◆ What you have to do
Say how many lines of these entries include the word "image", and answer with the number alone.

[Stored items]
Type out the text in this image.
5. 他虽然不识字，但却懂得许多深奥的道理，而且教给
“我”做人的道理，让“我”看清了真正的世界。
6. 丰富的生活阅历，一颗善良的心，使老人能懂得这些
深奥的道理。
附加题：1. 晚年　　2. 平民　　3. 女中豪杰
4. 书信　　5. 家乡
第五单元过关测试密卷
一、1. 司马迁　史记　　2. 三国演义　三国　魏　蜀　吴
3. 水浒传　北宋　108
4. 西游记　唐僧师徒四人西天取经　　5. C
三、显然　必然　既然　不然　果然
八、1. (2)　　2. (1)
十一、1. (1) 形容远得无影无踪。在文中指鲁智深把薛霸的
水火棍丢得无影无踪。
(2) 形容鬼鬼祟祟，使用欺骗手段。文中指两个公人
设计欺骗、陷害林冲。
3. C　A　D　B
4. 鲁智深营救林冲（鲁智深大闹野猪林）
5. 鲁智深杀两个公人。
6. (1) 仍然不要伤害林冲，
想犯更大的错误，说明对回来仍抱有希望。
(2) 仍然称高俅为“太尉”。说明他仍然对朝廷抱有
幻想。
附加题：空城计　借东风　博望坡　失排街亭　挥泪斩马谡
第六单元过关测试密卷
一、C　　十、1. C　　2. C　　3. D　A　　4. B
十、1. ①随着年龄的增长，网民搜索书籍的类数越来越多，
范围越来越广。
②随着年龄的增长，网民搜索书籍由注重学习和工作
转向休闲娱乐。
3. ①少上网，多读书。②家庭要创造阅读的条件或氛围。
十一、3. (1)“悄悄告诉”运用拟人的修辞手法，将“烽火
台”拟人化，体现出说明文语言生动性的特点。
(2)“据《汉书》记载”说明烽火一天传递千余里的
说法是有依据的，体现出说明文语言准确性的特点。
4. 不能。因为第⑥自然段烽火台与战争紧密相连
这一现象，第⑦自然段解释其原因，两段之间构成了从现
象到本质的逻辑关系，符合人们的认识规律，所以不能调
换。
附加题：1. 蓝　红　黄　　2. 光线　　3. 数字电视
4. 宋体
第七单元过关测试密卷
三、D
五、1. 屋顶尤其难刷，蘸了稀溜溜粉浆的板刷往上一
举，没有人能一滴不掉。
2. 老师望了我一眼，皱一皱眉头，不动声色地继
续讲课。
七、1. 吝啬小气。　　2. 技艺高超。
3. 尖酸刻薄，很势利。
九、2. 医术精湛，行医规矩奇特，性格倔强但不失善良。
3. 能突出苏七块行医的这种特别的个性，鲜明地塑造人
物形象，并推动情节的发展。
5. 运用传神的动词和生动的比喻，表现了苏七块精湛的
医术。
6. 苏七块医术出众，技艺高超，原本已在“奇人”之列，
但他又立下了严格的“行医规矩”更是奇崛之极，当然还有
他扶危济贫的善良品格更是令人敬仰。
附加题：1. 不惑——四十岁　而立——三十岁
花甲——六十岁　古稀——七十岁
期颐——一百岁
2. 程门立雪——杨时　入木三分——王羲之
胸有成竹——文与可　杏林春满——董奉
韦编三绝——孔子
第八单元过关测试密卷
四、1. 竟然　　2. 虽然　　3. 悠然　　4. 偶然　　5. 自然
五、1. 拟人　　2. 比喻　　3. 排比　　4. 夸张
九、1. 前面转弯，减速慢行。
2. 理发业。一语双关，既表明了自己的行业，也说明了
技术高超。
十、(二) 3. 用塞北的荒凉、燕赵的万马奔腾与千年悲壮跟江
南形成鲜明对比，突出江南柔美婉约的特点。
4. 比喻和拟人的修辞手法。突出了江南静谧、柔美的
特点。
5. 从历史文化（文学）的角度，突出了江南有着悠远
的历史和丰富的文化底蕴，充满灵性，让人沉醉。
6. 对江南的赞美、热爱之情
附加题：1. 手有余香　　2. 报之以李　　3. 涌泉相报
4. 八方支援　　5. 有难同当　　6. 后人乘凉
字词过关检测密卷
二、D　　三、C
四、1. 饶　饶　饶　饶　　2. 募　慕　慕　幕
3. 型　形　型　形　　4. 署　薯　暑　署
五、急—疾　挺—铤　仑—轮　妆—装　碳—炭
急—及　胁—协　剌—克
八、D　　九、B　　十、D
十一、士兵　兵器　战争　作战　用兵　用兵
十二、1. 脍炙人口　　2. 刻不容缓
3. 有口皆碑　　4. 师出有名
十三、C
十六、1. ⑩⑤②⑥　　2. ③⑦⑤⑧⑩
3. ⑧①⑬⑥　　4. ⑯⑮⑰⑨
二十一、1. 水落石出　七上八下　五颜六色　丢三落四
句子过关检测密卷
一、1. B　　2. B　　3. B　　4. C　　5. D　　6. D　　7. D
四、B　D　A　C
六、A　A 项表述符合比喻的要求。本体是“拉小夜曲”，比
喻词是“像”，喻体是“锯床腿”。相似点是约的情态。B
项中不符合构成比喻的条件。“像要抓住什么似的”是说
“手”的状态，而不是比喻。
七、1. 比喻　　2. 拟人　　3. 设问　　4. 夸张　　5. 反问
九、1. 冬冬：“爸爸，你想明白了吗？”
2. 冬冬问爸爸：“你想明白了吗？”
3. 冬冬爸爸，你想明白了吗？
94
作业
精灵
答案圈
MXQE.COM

--

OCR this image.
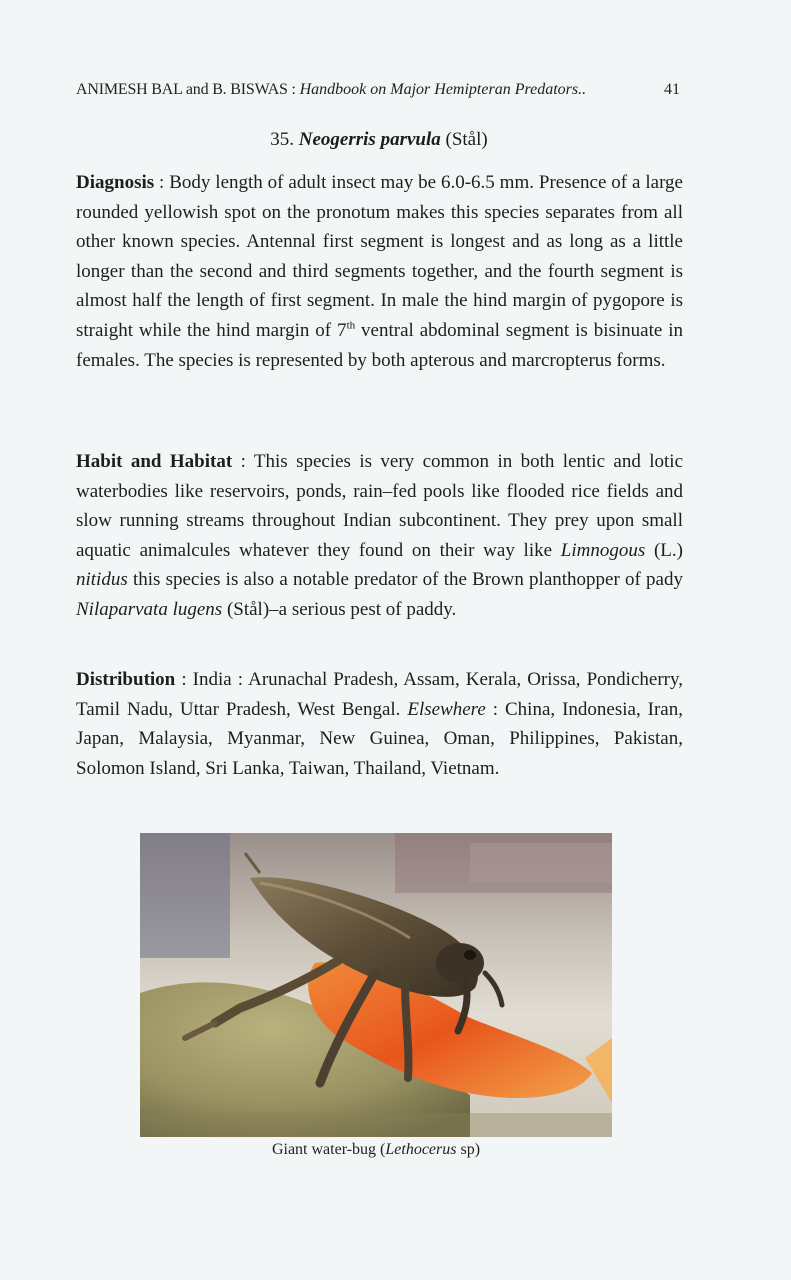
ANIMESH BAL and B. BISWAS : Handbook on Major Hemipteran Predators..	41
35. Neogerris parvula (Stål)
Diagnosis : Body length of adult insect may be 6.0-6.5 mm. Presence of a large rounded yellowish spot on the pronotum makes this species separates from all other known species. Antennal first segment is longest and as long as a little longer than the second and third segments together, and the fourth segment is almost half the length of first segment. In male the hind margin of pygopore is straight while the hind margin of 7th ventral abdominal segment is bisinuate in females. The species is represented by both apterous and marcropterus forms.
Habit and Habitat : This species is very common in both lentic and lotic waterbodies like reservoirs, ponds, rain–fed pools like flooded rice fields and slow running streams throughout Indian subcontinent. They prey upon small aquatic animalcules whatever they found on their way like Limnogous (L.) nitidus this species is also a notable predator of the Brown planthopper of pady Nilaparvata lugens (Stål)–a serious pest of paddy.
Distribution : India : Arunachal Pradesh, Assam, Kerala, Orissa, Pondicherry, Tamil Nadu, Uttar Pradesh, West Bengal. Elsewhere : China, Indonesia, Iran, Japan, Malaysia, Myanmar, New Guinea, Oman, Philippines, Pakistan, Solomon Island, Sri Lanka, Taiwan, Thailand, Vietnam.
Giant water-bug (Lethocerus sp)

---

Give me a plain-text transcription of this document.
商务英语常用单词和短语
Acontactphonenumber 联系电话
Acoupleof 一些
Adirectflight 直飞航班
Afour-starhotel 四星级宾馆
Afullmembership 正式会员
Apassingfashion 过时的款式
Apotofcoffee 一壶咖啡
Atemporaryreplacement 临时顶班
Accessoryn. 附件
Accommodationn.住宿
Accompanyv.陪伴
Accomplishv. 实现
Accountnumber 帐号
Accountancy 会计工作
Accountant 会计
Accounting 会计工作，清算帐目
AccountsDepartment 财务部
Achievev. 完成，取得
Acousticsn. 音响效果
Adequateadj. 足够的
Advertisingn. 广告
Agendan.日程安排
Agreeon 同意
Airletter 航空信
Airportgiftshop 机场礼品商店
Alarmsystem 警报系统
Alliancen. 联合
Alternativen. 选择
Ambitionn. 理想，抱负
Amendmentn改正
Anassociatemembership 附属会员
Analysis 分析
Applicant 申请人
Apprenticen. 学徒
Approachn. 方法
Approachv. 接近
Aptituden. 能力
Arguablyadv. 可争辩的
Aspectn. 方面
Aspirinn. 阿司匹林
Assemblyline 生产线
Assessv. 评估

◆ Complete response
2